___ RECORD EXTRACTS

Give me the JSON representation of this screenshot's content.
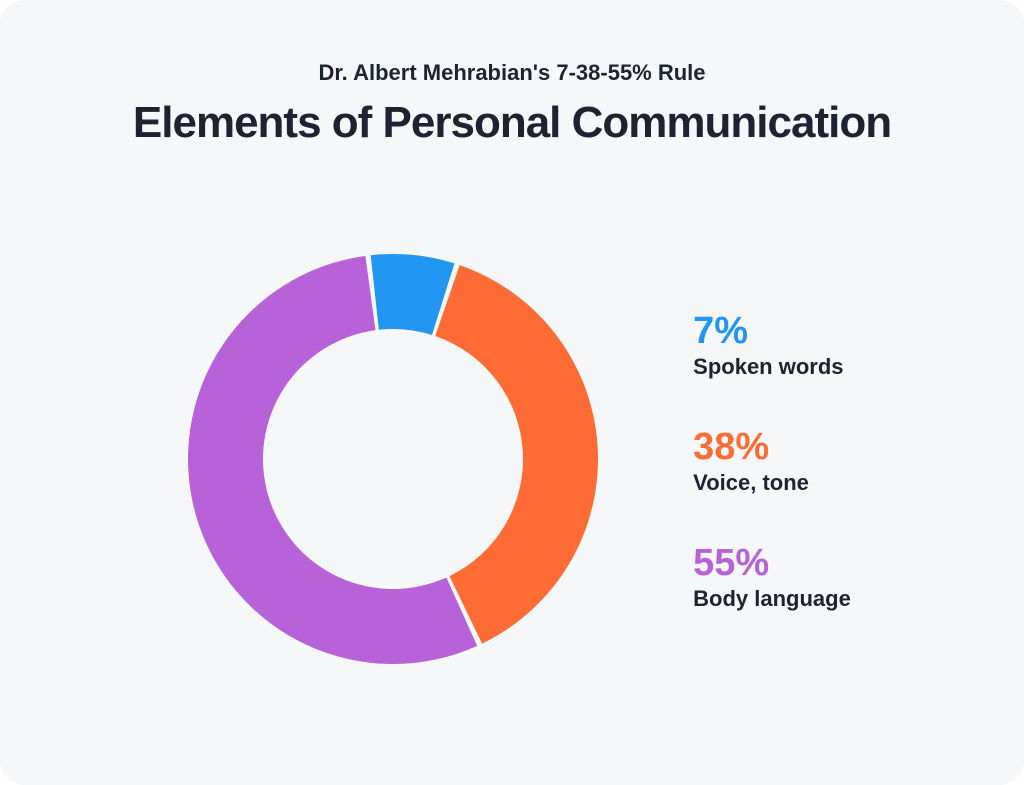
{
  "card": {
    "background_color": "#f6f7f9",
    "border_radius": 24
  },
  "header": {
    "subtitle": "Dr. Albert Mehrabian's 7-38-55% Rule",
    "subtitle_fontsize": 22,
    "subtitle_color": "#1e2332",
    "title": "Elements of Personal Communication",
    "title_fontsize": 44,
    "title_color": "#1e2332"
  },
  "chart": {
    "type": "donut",
    "size": 440,
    "outer_radius": 205,
    "inner_radius": 130,
    "start_angle": -97,
    "gap_deg": 1.5,
    "background_color": "#f6f7f9",
    "slices": [
      {
        "value": 7,
        "color": "#2196f3",
        "pct_label": "7%",
        "label": "Spoken words"
      },
      {
        "value": 38,
        "color": "#ff6b35",
        "pct_label": "38%",
        "label": "Voice, tone"
      },
      {
        "value": 55,
        "color": "#b762d8",
        "pct_label": "55%",
        "label": "Body language"
      }
    ]
  },
  "legend": {
    "pct_fontsize": 38,
    "label_fontsize": 22,
    "label_color": "#1e2332"
  }
}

______

**EXERCISE DIRECTIONS**. Repeat the records above verbatim, with no pictures in the result.

**THE OUTPUT**.
Give me the JSON representation of this screenshot's content.
{
  "card": {
    "background_color": "#f6f7f9",
    "border_radius": 24
  },
  "header": {
    "subtitle": "Dr. Albert Mehrabian's 7-38-55% Rule",
    "subtitle_fontsize": 22,
    "subtitle_color": "#1e2332",
    "title": "Elements of Personal Communication",
    "title_fontsize": 44,
    "title_color": "#1e2332"
  },
  "chart": {
    "type": "donut",
    "size": 440,
    "outer_radius": 205,
    "inner_radius": 130,
    "start_angle": -97,
    "gap_deg": 1.5,
    "background_color": "#f6f7f9",
    "slices": [
      {
        "value": 7,
        "color": "#2196f3",
        "pct_label": "7%",
        "label": "Spoken words"
      },
      {
        "value": 38,
        "color": "#ff6b35",
        "pct_label": "38%",
        "label": "Voice, tone"
      },
      {
        "value": 55,
        "color": "#b762d8",
        "pct_label": "55%",
        "label": "Body language"
      }
    ]
  },
  "legend": {
    "pct_fontsize": 38,
    "label_fontsize": 22,
    "label_color": "#1e2332"
  }
}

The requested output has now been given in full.